▶ Task prompt: Wherever the string "JSON" appears in the listing, copy that line.

▶ Input:

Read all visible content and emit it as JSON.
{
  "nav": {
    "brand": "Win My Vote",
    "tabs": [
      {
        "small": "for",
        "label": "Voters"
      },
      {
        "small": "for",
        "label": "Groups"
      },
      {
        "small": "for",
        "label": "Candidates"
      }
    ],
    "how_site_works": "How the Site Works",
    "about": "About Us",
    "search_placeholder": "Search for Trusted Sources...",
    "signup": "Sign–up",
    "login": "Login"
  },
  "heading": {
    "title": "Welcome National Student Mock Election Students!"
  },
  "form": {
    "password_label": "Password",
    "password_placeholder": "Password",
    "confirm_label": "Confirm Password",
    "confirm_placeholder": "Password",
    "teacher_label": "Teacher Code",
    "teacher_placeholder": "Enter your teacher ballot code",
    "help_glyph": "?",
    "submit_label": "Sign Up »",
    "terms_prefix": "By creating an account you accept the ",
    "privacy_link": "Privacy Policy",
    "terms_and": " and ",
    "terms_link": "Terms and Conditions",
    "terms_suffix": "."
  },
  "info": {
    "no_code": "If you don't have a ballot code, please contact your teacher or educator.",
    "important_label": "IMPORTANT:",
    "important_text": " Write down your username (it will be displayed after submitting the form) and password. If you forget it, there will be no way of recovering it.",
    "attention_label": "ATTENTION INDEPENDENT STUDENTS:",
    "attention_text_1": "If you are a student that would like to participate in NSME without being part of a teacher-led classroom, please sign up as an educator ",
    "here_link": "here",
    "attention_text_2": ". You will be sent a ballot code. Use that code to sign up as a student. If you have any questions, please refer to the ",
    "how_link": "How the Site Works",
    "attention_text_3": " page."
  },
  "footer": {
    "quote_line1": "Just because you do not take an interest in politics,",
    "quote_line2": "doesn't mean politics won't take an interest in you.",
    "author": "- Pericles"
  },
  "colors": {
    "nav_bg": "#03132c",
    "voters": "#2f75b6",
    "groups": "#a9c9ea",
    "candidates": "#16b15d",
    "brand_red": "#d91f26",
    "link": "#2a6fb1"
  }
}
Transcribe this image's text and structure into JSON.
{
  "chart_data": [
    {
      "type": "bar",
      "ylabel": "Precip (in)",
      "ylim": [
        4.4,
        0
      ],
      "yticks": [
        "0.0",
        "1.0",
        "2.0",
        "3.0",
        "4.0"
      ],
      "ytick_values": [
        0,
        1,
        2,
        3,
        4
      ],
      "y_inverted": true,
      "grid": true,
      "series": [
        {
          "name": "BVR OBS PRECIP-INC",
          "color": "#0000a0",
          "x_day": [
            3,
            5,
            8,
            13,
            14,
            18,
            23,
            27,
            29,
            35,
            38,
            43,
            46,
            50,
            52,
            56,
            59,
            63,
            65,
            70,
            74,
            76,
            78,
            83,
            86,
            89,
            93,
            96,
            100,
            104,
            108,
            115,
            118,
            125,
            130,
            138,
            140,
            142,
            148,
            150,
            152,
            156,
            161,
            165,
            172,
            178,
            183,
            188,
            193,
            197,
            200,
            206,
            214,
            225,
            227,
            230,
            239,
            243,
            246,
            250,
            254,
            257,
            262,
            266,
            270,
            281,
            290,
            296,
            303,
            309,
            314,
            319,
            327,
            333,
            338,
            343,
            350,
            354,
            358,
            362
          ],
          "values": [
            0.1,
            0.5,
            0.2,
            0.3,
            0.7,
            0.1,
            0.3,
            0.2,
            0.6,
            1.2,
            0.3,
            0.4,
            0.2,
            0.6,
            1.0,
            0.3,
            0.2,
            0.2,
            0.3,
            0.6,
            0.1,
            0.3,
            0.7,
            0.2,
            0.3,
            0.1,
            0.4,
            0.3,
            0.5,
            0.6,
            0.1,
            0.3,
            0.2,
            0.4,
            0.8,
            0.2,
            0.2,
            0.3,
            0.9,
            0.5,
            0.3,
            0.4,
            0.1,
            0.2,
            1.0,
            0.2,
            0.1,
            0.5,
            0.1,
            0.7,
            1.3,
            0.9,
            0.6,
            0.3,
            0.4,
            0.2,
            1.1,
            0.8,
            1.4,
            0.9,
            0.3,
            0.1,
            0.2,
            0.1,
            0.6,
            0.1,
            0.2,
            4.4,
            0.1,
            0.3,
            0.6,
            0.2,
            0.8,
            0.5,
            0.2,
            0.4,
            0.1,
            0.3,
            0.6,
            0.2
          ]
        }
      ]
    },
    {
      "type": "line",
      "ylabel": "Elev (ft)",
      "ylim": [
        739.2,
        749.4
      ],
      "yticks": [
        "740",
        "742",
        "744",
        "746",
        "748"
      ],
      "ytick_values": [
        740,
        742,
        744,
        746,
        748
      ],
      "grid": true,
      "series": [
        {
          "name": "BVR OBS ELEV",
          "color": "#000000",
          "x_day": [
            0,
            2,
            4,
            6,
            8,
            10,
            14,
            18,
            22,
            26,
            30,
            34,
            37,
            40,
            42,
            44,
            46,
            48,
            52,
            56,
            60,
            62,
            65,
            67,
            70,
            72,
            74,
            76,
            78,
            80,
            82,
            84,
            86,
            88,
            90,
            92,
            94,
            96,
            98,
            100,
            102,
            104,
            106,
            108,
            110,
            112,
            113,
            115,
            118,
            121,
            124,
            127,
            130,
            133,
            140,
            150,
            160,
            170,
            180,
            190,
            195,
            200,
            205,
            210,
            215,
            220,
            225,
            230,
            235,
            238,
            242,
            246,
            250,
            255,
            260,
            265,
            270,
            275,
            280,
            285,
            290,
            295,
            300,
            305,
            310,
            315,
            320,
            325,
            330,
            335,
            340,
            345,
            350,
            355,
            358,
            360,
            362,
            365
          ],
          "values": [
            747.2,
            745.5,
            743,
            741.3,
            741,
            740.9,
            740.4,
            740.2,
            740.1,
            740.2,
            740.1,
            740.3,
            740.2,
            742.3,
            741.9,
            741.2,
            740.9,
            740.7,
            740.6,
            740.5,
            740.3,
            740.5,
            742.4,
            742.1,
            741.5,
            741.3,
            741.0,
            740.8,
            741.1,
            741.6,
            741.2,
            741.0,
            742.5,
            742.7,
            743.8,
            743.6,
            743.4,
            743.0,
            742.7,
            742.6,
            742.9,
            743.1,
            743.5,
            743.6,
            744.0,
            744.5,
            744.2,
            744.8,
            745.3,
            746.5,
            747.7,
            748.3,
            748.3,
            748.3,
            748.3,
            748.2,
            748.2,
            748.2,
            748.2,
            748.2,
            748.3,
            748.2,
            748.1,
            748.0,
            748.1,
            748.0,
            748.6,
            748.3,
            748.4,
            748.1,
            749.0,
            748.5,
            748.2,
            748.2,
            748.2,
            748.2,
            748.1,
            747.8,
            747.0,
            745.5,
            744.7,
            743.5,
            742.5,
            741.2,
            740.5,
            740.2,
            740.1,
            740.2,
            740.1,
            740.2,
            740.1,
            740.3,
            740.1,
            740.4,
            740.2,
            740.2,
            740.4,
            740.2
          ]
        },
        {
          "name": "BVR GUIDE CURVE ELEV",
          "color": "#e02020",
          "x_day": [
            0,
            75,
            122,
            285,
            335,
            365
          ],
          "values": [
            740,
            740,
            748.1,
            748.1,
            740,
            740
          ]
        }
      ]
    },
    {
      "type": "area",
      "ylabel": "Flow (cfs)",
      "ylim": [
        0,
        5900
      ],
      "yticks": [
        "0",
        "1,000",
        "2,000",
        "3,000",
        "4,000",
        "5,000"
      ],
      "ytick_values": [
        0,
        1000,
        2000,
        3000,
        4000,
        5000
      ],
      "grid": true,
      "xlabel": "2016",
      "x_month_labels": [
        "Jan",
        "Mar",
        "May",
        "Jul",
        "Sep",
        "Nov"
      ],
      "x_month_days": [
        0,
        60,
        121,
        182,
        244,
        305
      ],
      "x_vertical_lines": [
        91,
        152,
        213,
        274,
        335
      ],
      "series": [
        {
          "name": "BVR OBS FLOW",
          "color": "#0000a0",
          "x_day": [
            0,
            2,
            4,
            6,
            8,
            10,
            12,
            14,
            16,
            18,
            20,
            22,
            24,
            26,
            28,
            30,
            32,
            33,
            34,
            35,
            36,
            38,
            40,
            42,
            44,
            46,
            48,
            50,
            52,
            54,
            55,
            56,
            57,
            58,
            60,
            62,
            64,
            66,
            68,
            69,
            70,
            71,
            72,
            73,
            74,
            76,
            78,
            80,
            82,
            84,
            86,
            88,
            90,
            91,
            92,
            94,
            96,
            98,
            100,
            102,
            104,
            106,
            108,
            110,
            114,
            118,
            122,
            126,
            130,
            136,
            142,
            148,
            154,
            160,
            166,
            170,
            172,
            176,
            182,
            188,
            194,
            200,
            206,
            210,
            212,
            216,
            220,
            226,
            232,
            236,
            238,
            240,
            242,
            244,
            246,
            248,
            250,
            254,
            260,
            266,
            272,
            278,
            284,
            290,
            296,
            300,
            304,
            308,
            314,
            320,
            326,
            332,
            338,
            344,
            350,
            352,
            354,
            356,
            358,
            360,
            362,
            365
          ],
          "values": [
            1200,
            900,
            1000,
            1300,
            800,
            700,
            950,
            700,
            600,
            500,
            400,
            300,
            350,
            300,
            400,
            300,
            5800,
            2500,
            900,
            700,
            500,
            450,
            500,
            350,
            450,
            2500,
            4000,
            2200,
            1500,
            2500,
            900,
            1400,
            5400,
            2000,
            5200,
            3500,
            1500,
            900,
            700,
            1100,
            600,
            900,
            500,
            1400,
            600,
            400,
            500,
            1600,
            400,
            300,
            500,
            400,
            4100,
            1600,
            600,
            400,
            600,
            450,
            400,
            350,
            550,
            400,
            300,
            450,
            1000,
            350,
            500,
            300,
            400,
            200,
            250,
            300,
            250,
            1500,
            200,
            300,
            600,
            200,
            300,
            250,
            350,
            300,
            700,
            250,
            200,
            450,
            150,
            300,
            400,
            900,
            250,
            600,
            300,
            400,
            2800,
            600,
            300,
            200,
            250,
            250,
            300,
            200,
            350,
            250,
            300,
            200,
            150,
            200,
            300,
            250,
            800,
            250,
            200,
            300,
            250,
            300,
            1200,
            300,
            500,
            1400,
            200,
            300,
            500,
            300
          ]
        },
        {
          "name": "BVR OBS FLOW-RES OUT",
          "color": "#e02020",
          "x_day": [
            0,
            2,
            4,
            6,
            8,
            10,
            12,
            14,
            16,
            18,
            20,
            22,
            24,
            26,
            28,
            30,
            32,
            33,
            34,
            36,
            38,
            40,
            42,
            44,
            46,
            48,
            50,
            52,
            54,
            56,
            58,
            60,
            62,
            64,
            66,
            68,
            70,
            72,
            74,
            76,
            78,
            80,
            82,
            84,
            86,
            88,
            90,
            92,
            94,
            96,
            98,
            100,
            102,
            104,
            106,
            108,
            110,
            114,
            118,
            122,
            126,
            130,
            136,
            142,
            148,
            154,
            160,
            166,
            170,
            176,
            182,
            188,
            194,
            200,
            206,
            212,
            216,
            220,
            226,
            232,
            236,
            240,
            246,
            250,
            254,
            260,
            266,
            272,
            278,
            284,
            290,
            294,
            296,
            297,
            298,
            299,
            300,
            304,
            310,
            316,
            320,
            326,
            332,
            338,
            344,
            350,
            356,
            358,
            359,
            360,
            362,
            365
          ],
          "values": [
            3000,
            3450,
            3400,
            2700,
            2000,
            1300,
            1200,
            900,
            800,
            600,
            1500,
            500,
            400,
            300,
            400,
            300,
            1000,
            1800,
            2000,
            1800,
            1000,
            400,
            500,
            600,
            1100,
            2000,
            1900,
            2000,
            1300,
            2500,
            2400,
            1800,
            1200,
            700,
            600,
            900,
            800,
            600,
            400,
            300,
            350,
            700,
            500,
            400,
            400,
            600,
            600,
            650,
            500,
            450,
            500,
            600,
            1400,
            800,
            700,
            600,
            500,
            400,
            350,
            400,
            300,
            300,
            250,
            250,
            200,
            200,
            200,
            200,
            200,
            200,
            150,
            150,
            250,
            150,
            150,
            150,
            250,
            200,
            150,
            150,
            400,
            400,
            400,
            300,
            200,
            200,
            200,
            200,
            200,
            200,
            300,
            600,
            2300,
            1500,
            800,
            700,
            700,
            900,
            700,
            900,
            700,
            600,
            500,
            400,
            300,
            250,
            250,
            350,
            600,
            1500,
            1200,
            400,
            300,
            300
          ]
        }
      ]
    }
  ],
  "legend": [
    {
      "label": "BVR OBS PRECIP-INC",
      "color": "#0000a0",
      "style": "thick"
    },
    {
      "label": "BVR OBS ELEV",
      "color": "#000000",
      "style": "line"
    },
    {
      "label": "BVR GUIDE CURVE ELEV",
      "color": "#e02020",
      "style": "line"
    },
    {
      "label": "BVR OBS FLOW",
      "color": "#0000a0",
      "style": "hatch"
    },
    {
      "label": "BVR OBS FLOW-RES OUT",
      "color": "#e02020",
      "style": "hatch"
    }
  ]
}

▶ Written reply:
Read all visible content and emit it as JSON.
Transcribe this image's text and structure into JSON.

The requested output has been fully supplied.